Do any lines in the data below contain "Reagan"? If so, copy every one of them.

- - - -

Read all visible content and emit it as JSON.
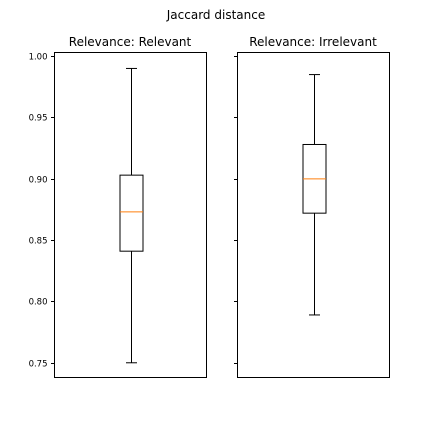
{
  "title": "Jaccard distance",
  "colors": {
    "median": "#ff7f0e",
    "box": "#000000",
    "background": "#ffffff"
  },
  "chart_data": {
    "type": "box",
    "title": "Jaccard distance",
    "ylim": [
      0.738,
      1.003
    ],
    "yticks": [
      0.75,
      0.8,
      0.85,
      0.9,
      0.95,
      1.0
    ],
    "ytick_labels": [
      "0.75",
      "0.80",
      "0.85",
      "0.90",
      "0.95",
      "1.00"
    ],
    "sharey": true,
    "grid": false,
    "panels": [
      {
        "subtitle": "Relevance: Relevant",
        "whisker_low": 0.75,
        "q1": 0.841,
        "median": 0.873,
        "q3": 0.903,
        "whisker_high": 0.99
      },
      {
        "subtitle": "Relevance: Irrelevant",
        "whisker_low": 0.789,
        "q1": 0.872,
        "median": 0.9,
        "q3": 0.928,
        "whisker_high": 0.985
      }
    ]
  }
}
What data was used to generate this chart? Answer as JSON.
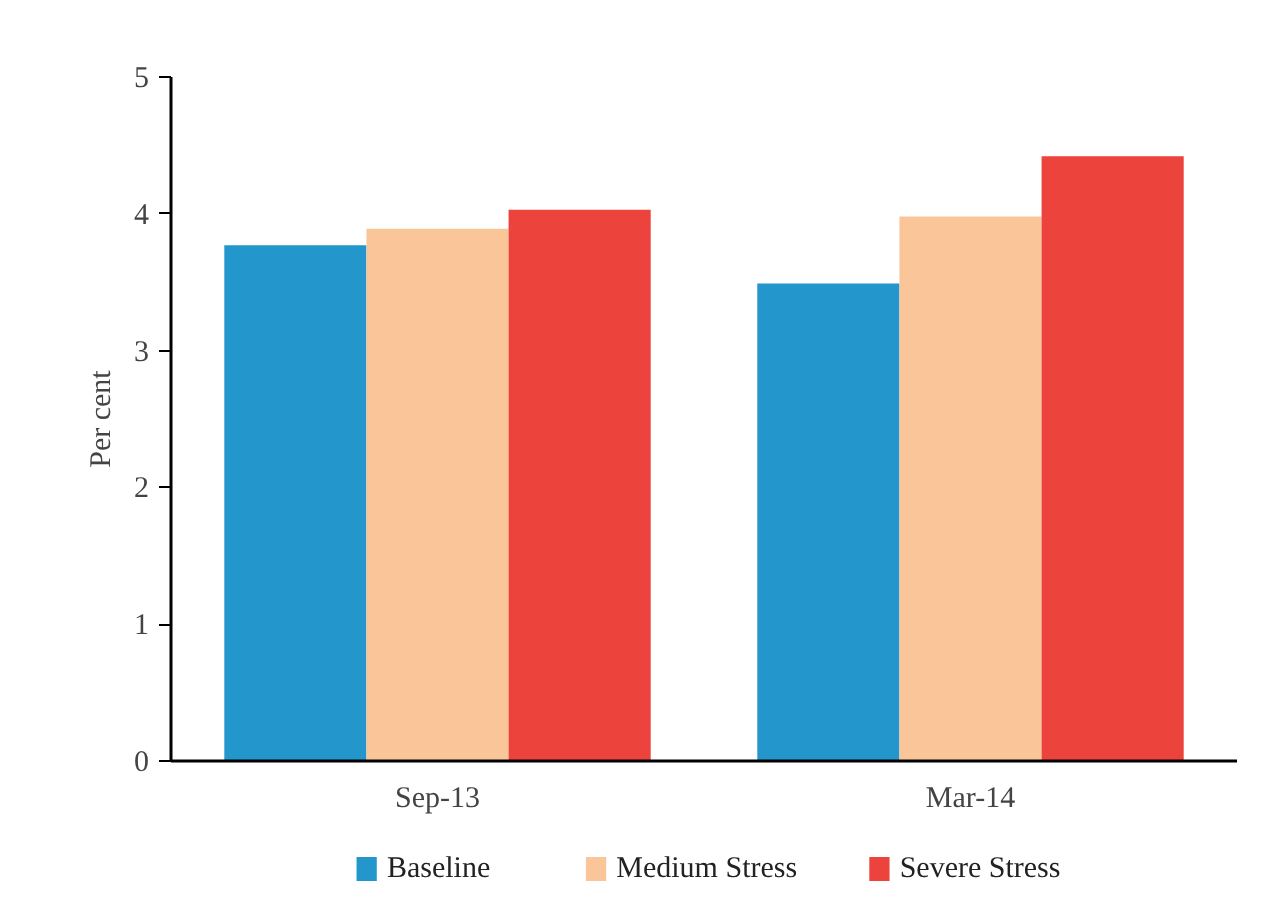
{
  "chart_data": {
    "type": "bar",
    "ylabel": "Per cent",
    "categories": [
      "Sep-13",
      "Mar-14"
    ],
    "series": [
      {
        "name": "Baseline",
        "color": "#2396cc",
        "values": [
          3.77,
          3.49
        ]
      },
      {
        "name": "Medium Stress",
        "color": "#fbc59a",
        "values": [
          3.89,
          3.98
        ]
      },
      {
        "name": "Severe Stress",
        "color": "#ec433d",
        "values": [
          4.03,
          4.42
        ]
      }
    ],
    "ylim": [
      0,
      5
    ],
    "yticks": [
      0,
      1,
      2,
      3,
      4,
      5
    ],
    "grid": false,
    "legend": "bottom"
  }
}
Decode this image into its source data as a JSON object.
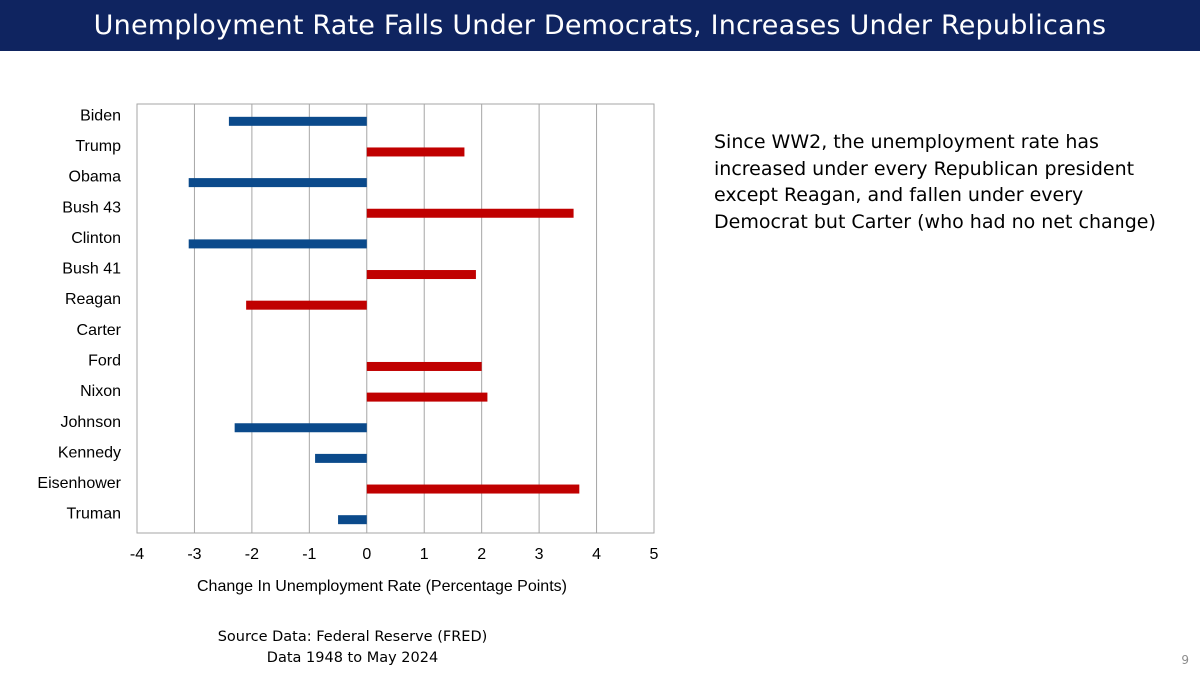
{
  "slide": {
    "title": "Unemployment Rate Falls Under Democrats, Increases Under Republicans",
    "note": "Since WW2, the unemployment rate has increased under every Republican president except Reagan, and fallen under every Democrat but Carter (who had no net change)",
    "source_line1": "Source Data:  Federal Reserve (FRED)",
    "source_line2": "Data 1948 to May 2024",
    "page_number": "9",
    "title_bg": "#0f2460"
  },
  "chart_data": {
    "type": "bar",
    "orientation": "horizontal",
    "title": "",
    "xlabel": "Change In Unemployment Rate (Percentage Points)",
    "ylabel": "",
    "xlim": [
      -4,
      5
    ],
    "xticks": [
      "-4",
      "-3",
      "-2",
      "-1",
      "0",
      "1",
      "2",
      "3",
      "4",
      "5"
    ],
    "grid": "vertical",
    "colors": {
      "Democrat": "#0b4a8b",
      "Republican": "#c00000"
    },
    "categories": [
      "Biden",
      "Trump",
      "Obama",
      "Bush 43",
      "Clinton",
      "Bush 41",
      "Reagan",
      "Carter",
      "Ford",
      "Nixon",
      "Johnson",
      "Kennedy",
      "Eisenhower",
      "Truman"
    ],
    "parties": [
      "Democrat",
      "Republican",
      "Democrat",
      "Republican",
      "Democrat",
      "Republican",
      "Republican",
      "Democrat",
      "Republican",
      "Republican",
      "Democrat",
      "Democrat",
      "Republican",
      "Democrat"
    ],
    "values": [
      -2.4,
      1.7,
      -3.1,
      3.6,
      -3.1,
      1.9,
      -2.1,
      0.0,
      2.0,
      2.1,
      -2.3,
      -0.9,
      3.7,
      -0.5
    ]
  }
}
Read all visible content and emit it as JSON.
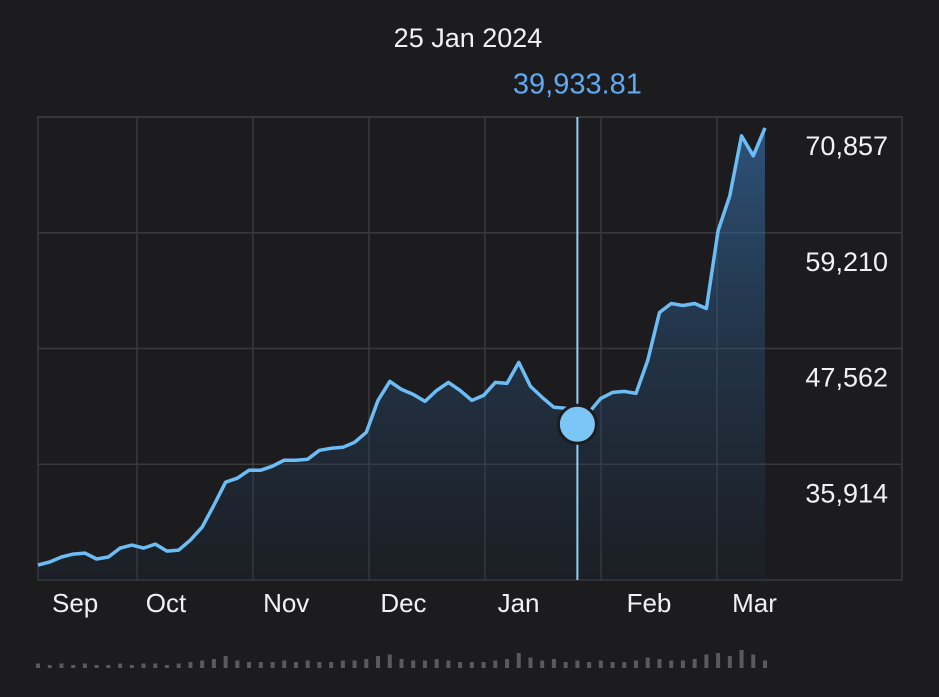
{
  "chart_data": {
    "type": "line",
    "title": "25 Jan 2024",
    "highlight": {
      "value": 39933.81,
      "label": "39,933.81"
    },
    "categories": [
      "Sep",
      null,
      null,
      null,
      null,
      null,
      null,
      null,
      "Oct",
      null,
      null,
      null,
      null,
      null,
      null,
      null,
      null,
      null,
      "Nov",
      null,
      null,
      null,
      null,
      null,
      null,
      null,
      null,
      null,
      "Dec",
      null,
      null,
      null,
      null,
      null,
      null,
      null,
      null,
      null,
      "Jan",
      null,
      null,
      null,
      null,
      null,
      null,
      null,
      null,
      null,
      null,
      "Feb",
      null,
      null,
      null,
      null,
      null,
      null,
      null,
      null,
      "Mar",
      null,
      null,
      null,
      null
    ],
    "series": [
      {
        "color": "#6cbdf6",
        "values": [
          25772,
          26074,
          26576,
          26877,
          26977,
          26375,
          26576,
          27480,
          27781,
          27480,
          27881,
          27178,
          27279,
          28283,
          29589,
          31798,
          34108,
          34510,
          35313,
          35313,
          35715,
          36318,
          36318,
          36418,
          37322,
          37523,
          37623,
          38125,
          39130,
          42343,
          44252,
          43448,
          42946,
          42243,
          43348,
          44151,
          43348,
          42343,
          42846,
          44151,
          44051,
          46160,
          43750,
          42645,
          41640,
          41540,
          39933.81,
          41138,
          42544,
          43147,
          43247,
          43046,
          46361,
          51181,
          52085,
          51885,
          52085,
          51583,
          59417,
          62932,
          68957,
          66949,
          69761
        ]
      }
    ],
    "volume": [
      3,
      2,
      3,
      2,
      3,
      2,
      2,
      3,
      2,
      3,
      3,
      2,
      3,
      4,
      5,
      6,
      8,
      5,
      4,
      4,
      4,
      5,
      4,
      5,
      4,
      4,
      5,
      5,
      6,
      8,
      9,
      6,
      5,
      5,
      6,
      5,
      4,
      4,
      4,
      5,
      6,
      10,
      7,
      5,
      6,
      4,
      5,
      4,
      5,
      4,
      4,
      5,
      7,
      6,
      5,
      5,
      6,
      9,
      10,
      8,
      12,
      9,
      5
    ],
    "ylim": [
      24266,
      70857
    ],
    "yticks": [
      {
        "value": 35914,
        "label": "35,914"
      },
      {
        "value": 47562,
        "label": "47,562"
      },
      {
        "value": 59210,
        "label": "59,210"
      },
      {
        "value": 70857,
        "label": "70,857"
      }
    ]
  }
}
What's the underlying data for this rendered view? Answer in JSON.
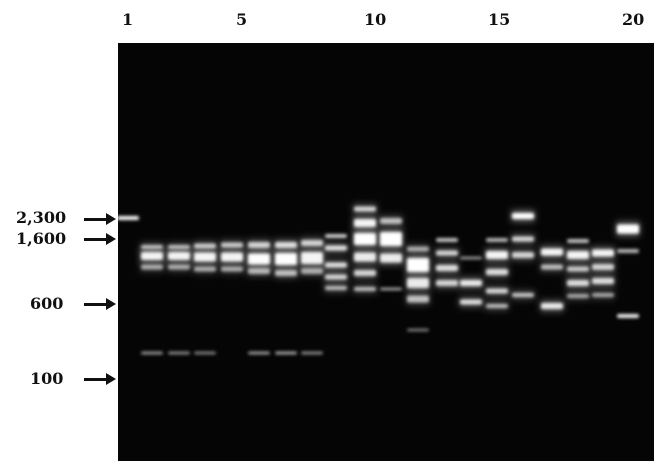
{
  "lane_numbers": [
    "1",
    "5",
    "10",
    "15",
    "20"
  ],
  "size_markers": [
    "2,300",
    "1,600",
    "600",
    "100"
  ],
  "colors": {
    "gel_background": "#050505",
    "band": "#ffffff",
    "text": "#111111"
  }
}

- - - -

**COMPLETE OUTPUT:**
    "note": "Since WW2, the unemployment rate has increased under every Republican president except Reagan, and fallen under every Democrat but Carter (who had no net change)",
      "Reagan",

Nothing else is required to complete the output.